- Dataset rows about figures:
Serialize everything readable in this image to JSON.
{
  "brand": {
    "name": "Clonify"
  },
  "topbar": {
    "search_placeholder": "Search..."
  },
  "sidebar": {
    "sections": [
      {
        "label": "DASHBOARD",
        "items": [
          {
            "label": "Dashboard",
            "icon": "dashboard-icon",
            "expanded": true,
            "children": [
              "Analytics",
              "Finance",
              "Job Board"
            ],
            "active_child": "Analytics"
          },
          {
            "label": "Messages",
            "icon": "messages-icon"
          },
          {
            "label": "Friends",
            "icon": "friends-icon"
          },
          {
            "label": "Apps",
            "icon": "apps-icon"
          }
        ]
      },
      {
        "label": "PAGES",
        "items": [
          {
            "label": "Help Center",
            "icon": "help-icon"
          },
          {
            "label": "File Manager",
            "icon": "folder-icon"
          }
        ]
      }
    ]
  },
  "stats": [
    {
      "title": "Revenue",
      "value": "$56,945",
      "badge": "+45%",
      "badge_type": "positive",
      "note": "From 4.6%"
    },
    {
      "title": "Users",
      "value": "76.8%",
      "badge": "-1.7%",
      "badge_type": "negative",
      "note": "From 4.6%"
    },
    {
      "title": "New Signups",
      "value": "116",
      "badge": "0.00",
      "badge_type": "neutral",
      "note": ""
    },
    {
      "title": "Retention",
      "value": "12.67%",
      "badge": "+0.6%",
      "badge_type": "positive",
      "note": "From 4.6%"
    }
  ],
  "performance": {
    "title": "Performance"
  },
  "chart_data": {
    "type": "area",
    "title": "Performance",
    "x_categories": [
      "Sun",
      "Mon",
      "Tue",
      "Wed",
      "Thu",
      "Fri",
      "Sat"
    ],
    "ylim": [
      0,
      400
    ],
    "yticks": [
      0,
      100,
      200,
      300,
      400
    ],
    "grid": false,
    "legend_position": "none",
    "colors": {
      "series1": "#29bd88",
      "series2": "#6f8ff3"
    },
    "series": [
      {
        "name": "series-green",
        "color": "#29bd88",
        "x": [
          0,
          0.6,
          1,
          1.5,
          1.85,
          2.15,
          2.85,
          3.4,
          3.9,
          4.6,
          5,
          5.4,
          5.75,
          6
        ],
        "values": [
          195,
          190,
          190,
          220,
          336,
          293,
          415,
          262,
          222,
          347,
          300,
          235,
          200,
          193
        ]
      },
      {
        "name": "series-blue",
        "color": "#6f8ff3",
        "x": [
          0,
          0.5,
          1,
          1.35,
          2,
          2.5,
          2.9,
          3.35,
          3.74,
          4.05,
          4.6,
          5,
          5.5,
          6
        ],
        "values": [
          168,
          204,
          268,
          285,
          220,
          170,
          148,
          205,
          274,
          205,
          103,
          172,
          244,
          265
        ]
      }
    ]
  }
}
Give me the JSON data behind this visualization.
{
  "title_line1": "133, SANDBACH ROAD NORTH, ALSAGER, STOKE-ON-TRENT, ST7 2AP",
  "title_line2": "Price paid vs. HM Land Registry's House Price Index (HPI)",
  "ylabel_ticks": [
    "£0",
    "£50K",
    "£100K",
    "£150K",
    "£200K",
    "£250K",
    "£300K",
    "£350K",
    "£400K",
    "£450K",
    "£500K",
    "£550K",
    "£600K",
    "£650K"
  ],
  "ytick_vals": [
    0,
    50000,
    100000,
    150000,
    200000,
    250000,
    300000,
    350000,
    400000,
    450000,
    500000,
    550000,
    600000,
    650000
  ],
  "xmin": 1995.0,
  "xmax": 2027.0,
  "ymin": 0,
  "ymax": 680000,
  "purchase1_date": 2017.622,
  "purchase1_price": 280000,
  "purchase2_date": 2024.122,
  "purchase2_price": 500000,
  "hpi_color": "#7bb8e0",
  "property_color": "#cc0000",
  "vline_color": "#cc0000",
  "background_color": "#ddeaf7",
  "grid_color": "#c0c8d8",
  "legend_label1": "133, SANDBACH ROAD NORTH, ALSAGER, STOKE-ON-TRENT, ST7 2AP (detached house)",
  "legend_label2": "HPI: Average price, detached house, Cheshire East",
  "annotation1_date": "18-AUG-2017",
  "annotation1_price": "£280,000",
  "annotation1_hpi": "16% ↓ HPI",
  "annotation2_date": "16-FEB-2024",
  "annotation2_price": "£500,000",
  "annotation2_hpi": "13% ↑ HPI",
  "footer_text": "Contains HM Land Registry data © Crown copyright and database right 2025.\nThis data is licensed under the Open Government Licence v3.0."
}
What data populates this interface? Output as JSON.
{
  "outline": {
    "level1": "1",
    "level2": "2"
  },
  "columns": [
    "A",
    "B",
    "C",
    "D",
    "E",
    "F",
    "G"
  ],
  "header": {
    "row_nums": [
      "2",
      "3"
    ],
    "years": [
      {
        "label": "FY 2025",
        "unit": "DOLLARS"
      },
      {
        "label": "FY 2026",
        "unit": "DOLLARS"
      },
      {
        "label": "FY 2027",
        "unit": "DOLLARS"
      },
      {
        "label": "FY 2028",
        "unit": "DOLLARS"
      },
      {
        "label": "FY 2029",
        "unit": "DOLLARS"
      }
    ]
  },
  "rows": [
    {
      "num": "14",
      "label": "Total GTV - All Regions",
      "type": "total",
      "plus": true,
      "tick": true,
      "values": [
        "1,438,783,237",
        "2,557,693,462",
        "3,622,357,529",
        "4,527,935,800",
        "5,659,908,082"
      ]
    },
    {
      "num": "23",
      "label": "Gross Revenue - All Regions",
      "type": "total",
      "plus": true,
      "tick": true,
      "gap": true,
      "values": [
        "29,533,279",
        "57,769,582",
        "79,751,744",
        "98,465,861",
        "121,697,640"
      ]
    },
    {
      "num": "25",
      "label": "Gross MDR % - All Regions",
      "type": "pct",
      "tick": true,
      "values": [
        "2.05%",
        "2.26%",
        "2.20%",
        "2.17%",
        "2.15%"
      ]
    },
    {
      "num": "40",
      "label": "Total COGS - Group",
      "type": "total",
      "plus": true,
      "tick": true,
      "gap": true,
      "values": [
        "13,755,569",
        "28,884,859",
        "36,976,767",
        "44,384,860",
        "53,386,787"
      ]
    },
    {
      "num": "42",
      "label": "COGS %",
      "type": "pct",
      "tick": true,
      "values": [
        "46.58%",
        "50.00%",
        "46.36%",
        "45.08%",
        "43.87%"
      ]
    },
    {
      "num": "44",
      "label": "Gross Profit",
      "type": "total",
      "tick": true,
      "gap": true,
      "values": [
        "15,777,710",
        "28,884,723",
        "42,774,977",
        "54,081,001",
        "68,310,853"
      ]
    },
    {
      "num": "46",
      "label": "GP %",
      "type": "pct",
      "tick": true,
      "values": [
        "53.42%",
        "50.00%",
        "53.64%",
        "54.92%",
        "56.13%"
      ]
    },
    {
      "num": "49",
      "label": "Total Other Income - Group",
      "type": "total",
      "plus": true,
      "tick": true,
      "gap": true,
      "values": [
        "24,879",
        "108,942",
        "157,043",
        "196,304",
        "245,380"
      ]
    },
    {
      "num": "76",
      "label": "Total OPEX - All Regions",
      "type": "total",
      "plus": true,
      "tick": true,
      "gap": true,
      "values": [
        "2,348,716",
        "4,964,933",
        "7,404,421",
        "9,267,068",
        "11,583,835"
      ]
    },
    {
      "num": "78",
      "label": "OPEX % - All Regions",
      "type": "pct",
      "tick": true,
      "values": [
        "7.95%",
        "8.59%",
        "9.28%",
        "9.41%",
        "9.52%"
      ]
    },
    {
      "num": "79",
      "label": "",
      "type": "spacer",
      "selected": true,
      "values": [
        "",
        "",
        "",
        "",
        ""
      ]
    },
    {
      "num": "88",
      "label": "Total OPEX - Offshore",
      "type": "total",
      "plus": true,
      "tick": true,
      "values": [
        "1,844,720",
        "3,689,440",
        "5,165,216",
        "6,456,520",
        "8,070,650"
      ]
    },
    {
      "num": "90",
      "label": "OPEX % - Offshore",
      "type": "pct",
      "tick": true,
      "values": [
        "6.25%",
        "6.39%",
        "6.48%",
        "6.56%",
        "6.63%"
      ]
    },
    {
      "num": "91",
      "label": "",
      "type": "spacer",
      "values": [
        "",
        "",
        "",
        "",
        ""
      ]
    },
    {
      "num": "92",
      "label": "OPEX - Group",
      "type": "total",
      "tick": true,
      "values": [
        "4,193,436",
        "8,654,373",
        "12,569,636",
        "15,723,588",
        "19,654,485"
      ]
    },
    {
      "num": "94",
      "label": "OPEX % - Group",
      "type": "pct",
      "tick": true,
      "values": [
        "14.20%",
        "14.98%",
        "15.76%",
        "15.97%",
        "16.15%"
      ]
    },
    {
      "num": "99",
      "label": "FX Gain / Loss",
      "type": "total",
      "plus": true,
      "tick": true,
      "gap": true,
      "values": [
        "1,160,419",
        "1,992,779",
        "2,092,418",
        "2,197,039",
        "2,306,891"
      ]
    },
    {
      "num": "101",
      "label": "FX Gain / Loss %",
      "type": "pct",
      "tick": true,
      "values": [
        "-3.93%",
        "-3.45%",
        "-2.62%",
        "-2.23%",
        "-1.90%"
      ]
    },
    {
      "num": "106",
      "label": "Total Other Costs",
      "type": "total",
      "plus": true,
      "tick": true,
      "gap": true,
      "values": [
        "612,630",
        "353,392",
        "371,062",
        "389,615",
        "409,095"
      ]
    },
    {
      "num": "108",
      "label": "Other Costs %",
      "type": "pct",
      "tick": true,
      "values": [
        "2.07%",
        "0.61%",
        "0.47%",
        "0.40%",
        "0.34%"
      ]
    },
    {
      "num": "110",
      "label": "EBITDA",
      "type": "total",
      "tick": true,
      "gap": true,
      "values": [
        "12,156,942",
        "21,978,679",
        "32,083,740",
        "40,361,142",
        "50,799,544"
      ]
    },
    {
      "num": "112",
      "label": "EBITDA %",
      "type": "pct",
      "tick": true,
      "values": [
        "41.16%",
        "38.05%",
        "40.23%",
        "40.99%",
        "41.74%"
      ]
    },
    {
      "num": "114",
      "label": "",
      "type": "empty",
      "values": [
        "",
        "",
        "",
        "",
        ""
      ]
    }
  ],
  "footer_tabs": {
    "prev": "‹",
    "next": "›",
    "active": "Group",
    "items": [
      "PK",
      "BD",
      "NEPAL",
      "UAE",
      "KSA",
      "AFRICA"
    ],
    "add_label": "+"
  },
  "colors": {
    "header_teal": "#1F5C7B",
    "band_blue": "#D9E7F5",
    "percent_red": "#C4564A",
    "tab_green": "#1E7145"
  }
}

- THE PROBLEM:
Of all the lines above, how many contain "Registry"? Give the number and nothing more.

- IN RESPONSE:
2